Task A: Print the passage of the blog post between "They want you" and "behaviour all around.", inclusive.
Task B: Output the lines of the records between the line holding "x-tick-mark bbox=[146, 452, 148, 456]" and the line holding "y-tick-label: 5.0 bbox=[79, 226, 98, 242]", inclusive.

Source passage:
-=-=-=-=-

Friday, 13 March 2015

Hold me, thrill me, kiss me, we're going to kill you.

They want you to be Jesus
They'll go down on one knee
But they'll want their money back
If you're alive at thirty-three
And you're turning tricks
With your crucifix
You're a star
I woke up this way. Lochlan picked a song and twisted the knob on the stereo until it couldn't go any further. Then he went out back to the patio, leaving the music blasting through the house. It seems like a bit of a mean way to wake everyone up but in his defence it was after eight when he did it and today is one of those rare and wonderful days that every. single. one. of. us. have. off. Even the ones with actual jobs. Even the children, who are on March break. Even Sam who has weddings tomorrow and church Sunday managed to get everything done ahead of time so that he didn't break our stride here.

Even the Devil and the Batman too. Best behaviour all around.

I'm going to get my day (see yesterday's post), is what this means. It begins at lunch. Just have to pick a movie and nix the whiskey because I don't really want any today, and have a baseball bat handy so that someone can knock me out when I decide it's a perfect nap time but not be able to fall asleep (but then drop like a stone in the dark the minute the movie spools up).

But first! Ben is going to throw Loch off the cliff into the sea because it's sunny and twenty degrees and we've decided it really was a mean way for him to wake us all up after all. You can't make love to U2 music. It just isn't something that can be done.

Not by me, anyway. I start singing along. It's a mood-killer.
Babe, it must be art
You're a headache
In a suitcase
You're a star

Thursday, 12 March 2015

Easy to please, difficult to comprehend.

A perfect day right this second would involve some ramen. Maybe a couple hours of shopping and a stroll through the gallery. Then a nap. Then maybe a sleepy movie before some potato skins and whiskey. Maybe a blisteringly hot bubble bath and then sex and sleep and more sex and some eggs benedict the next morning.

-=-=-=-=-

Data supplied:

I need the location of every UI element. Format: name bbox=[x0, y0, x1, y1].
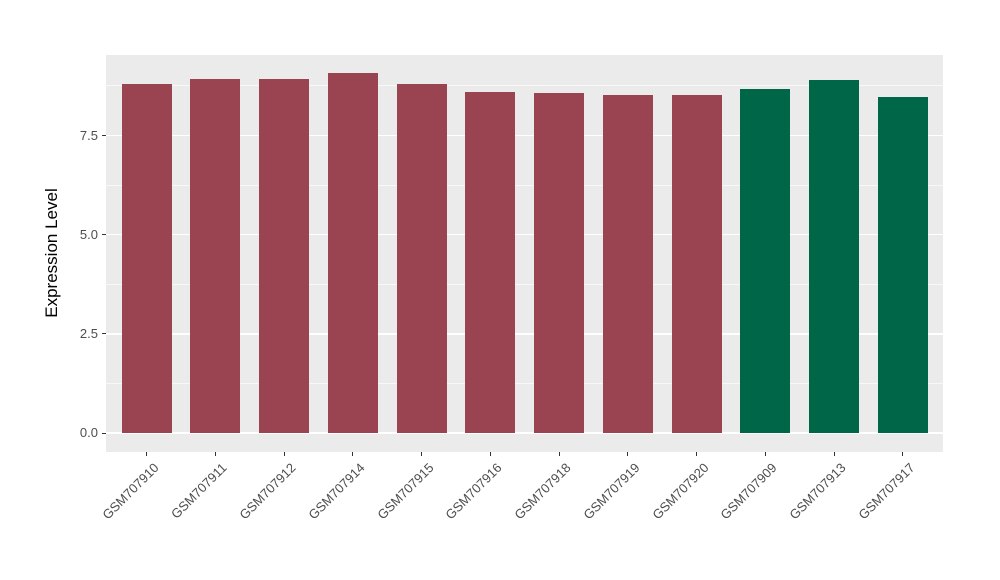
x-tick-mark bbox=[146, 452, 148, 456]
grid-major-line bbox=[106, 333, 943, 335]
bar-GSM707913 bbox=[809, 80, 860, 433]
bar-GSM707916 bbox=[465, 91, 516, 433]
bar-GSM707914 bbox=[327, 72, 378, 433]
x-tick-mark bbox=[489, 452, 491, 456]
bar-GSM707911 bbox=[190, 79, 241, 433]
x-tick-mark bbox=[833, 452, 835, 456]
y-tick-mark bbox=[102, 135, 106, 137]
y-tick-label: 2.5 bbox=[79, 325, 98, 341]
bar-GSM707918 bbox=[534, 93, 585, 433]
grid-minor-line bbox=[106, 184, 943, 186]
x-tick-mark bbox=[696, 452, 698, 456]
x-tick-mark bbox=[764, 452, 766, 456]
grid-major-line bbox=[106, 233, 943, 236]
bar-GSM707920 bbox=[671, 94, 722, 433]
grid-minor-line bbox=[106, 85, 943, 87]
grid-major-line bbox=[106, 134, 943, 137]
bar-GSM707917 bbox=[877, 97, 928, 433]
y-tick-mark bbox=[102, 234, 106, 236]
bar-GSM707915 bbox=[396, 84, 447, 433]
y-tick-label: 7.5 bbox=[79, 127, 98, 143]
y-tick-label: 5.0 bbox=[79, 226, 98, 242]
x-tick-mark bbox=[627, 452, 629, 456]
x-tick-mark bbox=[214, 452, 216, 456]
grid-minor-line bbox=[106, 283, 943, 285]
bar-GSM707910 bbox=[121, 83, 172, 433]
plot-panel bbox=[106, 55, 943, 452]
y-axis-title: Expression Level bbox=[42, 188, 61, 318]
bar-GSM707909 bbox=[740, 88, 791, 433]
grid-major-line bbox=[106, 432, 943, 434]
bar-GSM707919 bbox=[602, 94, 653, 433]
bar-GSM707912 bbox=[259, 79, 310, 433]
y-tick-label: 0.0 bbox=[79, 425, 98, 440]
x-tick-mark bbox=[283, 452, 285, 456]
grid-minor-line bbox=[106, 382, 943, 384]
y-tick-mark bbox=[102, 432, 106, 434]
y-tick-mark bbox=[102, 333, 106, 335]
x-tick-mark bbox=[902, 452, 904, 456]
x-tick-mark bbox=[421, 452, 423, 456]
x-tick-mark bbox=[558, 452, 560, 456]
x-tick-mark bbox=[352, 452, 354, 456]
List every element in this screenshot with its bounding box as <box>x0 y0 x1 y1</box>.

-=-=-=-=-

Worked solution A:
They want you to be Jesus
They'll go down on one knee
But they'll want their money back
If you're alive at thirty-three
And you're turning tricks
With your crucifix
You're a star
I woke up this way. Lochlan picked a song and twisted the knob on the stereo until it couldn't go any further. Then he went out back to the patio, leaving the music blasting through the house. It seems like a bit of a mean way to wake everyone up but in his defence it was after eight when he did it and today is one of those rare and wonderful days that every. single. one. of. us. have. off. Even the ones with actual jobs. Even the children, who are on March break. Even Sam who has weddings tomorrow and church Sunday managed to get everything done ahead of time so that he didn't break our stride here.

Even the Devil and the Batman too. Best behaviour all around.

Worked solution B:
x-tick-mark bbox=[146, 452, 148, 456]
grid-major-line bbox=[106, 333, 943, 335]
bar-GSM707913 bbox=[809, 80, 860, 433]
bar-GSM707916 bbox=[465, 91, 516, 433]
bar-GSM707914 bbox=[327, 72, 378, 433]
x-tick-mark bbox=[489, 452, 491, 456]
bar-GSM707911 bbox=[190, 79, 241, 433]
x-tick-mark bbox=[833, 452, 835, 456]
y-tick-mark bbox=[102, 135, 106, 137]
y-tick-label: 2.5 bbox=[79, 325, 98, 341]
bar-GSM707918 bbox=[534, 93, 585, 433]
grid-minor-line bbox=[106, 184, 943, 186]
x-tick-mark bbox=[696, 452, 698, 456]
x-tick-mark bbox=[764, 452, 766, 456]
grid-major-line bbox=[106, 233, 943, 236]
bar-GSM707920 bbox=[671, 94, 722, 433]
grid-minor-line bbox=[106, 85, 943, 87]
grid-major-line bbox=[106, 134, 943, 137]
bar-GSM707917 bbox=[877, 97, 928, 433]
y-tick-mark bbox=[102, 234, 106, 236]
bar-GSM707915 bbox=[396, 84, 447, 433]
y-tick-label: 7.5 bbox=[79, 127, 98, 143]
y-tick-label: 5.0 bbox=[79, 226, 98, 242]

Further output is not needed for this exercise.